Autre constat largement partagé : la question de la détection des fakes news et des images trafiquées est au moins aussi cruciale que les techniques de "debunkage". Il ne sert presque à rien d'embaucher une armée de vérificateurs si vous ne savez pas qu'une vidéo bidon est en train de tourner sur une messagerie communautaire comme WhatsApp.

"400 millions d'Indiens ont acquis leur premier smartphone ces trois dernières années, et ont adopté immédiatement WhatsApp, explique Shalini Joshi, spécialiste de la vérification au sein de l'ONG ICNJ. "Les rédactions ne peuvent pas savoir quelles rumeurs, fake news ou images contrefaites s'y répandent". 

Crédit photo : Shalini Joshi

"L'une des raisons pour laquelle certains de ces gens utilisent WhatsApp, c'est parce que cette messagerie est cryptée", ajoute Joan Donovan, directrice du Technology and Social Change Project à Harvard Kennedy school. "C'est une population qui ne fait de toutes façons pas confiance aux rédactions, et qui se dit en défiance de tous les pouvoirs".

Tai Nalon, directrice d'Aos fatos, plateforme brésilienne de fact checking (@aosfatos), renchérit : "WhatsApp est la deuxième source d'information des Brésiliens derrière Facebook. 87% d'entre eux disent faire plus confiance à leur communauté qu'aux médias."

Je connaissais déjà ce phénomène grâce à Méta-media, mais la multiplication des chiffres vertigineux fait frémir. Ce qui m'a le plus frappé, dans la bouche de journalistes compétentes et chevronnées, c'est l'absence de solution, même théorique.

"Quoi que nous fassions, avoue Jane Lytvynenko (Buzzfeed news), ceux qui tournent le dos au journalisme "de qualité" ne nous croirons jamais". "Ce n'est hélas pas pour eux que nous travaillons" ajoute Nadine Ajaka, responsable de la plateforme video du Washington Post, spécialiste de la détection de fausses vidéos.

Matériel extrait.
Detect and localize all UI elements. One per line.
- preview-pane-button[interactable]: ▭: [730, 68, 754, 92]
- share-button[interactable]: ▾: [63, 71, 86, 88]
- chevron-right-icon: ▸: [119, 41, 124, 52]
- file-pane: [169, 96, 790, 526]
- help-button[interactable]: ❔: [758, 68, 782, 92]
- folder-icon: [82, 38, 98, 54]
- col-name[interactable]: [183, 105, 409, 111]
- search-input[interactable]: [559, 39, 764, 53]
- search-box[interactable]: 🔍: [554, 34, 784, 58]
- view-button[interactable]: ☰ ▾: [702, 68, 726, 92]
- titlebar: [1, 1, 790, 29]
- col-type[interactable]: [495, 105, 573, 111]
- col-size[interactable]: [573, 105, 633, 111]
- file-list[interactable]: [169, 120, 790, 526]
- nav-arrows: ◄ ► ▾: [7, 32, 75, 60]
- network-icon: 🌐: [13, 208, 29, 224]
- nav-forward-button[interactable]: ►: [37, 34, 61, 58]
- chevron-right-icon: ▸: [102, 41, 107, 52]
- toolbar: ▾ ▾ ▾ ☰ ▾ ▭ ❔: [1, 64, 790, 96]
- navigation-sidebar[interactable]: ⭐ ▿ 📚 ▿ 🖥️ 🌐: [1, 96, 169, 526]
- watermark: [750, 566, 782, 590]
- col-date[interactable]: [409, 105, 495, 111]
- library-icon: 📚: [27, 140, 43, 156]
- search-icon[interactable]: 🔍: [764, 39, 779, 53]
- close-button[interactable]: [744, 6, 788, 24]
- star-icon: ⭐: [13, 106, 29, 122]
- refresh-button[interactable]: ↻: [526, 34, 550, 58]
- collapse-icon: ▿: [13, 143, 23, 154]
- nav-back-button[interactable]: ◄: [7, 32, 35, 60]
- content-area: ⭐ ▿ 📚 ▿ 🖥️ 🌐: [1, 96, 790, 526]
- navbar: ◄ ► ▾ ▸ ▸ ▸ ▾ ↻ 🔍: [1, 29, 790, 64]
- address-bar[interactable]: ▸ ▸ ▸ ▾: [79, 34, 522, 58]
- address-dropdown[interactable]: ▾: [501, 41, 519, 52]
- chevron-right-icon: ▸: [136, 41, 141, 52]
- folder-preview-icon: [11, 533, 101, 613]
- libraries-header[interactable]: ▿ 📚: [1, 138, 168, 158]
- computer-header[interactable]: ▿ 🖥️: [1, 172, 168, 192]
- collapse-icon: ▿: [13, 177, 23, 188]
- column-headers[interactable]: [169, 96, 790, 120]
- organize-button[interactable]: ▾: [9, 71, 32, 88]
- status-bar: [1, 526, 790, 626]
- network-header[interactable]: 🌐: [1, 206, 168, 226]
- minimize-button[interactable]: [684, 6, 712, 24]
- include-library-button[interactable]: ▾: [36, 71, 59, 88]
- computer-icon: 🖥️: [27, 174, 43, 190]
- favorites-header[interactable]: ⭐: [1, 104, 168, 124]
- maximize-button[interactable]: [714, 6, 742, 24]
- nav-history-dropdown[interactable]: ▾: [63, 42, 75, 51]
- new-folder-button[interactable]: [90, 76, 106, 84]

Tâche assignée.
Pouvez-vous afficher mot pour mot le passage du texte sur WhatsApp et les fausses informations situé entre « Je connaissais déjà » et « de fausses vidéos. », bornes incluses ? Les items ne servent à rien dans cet exercice.

Corrigé détaillé.
Je connaissais déjà ce phénomène grâce à Méta-media, mais la multiplication des chiffres vertigineux fait frémir. Ce qui m'a le plus frappé, dans la bouche de journalistes compétentes et chevronnées, c'est l'absence de solution, même théorique.

"Quoi que nous fassions, avoue Jane Lytvynenko (Buzzfeed news), ceux qui tournent le dos au journalisme "de qualité" ne nous croirons jamais". "Ce n'est hélas pas pour eux que nous travaillons" ajoute Nadine Ajaka, responsable de la plateforme video du Washington Post, spécialiste de la détection de fausses vidéos.